**Excerpt:**

“Keep the king’s command, because of God’s oath to him. Be not hasty to go from his presence. Do not take your stand in an evil cause, for he does whatever he pleases. For the word of the king is supreme, and who may say to him, ‘What are you doing?’ Whoever keeps a command will know no evil thing, and the wise heart will know the proper time and the just way” (Ecclesiastes 8:2-5, ESV).
Sometimes a biblical text reveals some insight into God’s nature. Sometimes a text provides a spiritual admonition. And, sometimes a biblical text just offers some practical advice, which seems to be the case with these verses.
The way we would state the sentiment expressed in these verses in modern vernacular would be “picking your battle” or “choosing which hill to die on.” That is, use wisdom and not passion to determine what cause is worth fighting for.
But, the causes we choose to defend are often meaningless causes–or as the Preacher says in this verse from Ecclesiastes, “an evil cause.”
Here’s how we become confused about which cause to defend. Most Christians believe they must abide by certain standards of behavior or belief. But, sometimes they’re not clear exactly what those standards are because the Bible doesn’t provide biblical standards in the form of an easy-to-use checklist.

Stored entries
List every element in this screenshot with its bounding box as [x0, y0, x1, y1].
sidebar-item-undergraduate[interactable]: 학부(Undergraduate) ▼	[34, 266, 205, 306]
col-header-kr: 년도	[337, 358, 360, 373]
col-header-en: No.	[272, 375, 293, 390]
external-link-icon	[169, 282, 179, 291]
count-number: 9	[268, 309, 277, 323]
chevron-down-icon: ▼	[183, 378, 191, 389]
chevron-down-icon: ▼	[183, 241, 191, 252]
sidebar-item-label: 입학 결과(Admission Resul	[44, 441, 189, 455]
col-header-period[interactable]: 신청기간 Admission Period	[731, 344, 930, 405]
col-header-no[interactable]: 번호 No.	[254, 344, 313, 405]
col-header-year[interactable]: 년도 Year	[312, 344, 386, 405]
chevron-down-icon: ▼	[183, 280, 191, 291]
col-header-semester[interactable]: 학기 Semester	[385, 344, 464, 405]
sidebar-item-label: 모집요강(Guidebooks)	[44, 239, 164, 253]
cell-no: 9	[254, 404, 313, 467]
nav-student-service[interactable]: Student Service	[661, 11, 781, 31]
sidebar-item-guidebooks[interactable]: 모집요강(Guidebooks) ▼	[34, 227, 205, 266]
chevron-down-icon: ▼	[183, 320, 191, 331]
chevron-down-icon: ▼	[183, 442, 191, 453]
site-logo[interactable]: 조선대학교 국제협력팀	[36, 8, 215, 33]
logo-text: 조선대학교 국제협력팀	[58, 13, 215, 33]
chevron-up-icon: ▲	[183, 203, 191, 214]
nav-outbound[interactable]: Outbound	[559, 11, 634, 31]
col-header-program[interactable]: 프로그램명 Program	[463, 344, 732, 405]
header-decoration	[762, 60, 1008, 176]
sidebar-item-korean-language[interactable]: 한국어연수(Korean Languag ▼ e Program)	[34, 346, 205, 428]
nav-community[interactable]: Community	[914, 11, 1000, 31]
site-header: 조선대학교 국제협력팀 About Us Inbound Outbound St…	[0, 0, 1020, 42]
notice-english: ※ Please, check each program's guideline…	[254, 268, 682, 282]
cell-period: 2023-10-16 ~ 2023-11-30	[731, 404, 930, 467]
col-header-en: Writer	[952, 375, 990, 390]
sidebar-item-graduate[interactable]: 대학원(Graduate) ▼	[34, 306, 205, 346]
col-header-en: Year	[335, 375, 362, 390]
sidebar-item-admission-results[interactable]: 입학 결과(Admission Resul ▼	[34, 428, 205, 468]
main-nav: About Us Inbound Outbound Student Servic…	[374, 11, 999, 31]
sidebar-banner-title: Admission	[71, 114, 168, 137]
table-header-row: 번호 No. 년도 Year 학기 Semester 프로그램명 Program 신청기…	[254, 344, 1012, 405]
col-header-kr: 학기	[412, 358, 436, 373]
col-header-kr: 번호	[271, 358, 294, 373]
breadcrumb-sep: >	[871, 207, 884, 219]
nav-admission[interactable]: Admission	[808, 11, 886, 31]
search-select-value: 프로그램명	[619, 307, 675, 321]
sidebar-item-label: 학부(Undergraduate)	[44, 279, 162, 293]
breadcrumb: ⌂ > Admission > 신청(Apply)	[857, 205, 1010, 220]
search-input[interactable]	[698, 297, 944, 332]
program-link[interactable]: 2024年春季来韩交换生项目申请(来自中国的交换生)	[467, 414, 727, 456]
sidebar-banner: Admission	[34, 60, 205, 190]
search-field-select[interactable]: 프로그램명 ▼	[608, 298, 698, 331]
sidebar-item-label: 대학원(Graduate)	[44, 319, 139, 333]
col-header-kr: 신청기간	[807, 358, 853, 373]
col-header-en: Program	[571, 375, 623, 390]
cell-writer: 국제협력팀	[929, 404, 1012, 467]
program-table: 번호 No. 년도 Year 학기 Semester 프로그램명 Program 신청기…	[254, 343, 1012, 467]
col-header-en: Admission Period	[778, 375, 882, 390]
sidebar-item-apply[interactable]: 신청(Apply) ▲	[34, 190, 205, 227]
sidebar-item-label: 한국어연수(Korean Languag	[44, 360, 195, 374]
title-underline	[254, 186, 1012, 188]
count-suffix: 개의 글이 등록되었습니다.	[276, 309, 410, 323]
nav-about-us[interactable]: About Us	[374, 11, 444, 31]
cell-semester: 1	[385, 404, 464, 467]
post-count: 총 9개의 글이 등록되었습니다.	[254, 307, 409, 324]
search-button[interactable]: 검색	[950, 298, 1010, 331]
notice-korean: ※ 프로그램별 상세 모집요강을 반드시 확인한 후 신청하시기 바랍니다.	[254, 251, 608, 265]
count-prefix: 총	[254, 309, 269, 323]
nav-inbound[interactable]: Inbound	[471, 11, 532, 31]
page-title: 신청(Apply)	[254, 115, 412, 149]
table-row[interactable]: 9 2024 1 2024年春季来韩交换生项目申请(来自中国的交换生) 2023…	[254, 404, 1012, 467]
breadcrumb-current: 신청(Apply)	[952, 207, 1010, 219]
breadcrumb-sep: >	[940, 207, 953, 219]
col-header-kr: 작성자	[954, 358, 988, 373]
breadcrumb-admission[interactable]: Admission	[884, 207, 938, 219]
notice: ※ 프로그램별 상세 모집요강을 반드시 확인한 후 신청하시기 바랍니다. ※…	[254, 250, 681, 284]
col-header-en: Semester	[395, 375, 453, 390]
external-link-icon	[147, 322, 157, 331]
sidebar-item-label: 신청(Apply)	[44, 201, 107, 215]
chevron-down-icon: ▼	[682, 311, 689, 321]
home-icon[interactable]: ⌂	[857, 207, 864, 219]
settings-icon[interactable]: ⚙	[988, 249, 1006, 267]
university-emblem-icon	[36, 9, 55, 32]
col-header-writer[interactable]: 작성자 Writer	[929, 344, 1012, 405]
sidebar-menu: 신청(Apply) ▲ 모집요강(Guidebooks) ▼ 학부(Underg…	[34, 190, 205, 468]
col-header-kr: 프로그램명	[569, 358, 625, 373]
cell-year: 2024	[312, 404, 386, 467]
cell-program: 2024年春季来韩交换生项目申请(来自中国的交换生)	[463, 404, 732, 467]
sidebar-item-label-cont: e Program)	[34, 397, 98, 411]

**Exercise task:** Write the next part of the devotional on Ecclesiastes 8:2-5, starting after its last sentence. The records have nothing to do with this.

**Exercise result:**
The counsel of these verses is to keep the king’s command and do not take a stand in an evil cause. These verses advise that if you obey the king’s command you will know when and how to take a stand. In other words, if you are an obedient servant of the king, you won’t take a stand in every cause, you will take a stand for the right cause–a cause that reinforces the king’s commands.
Too quick and too often we draw lines in the sand to defend a cause that is based on ill-conceived notions of what we think the Bible says.
Though we claim a cause is just, we are really trying to convince or coerce people to believe or behave the way we think they should rather than having confidence that God (our King) will work things out (God’s Sovereignty).
We over-react or under-react because we’re not clear as to what the King’s commands are; namely, we haven’t sufficiently studied our King’s commands, the Bible. So, we haven’t internalized the commands adequately and thus we don’t externalize them appropriately!
Then, the stand we take creates unnecessary conflict or unintended controversy because it is ill-conceived. It’s an evil cause.
Sometimes when we take a stand we act like we’re trying to clean up God’s messes. If everyone would just behave or believe like I do, then all would be well.
But God is supremely capable of taking care of His creation.
So, our apologetics should consist primarily of trying to persuade people to trust and obey God, not our standards.
If we will be obedient to God–that is, be led by His Spirit, then God’s Spirit will guide and direct us to know how and when to take a stand for God’s Cause.
For all who are led by the Spirit of God are sons of God. (Romans 8:14, ESV)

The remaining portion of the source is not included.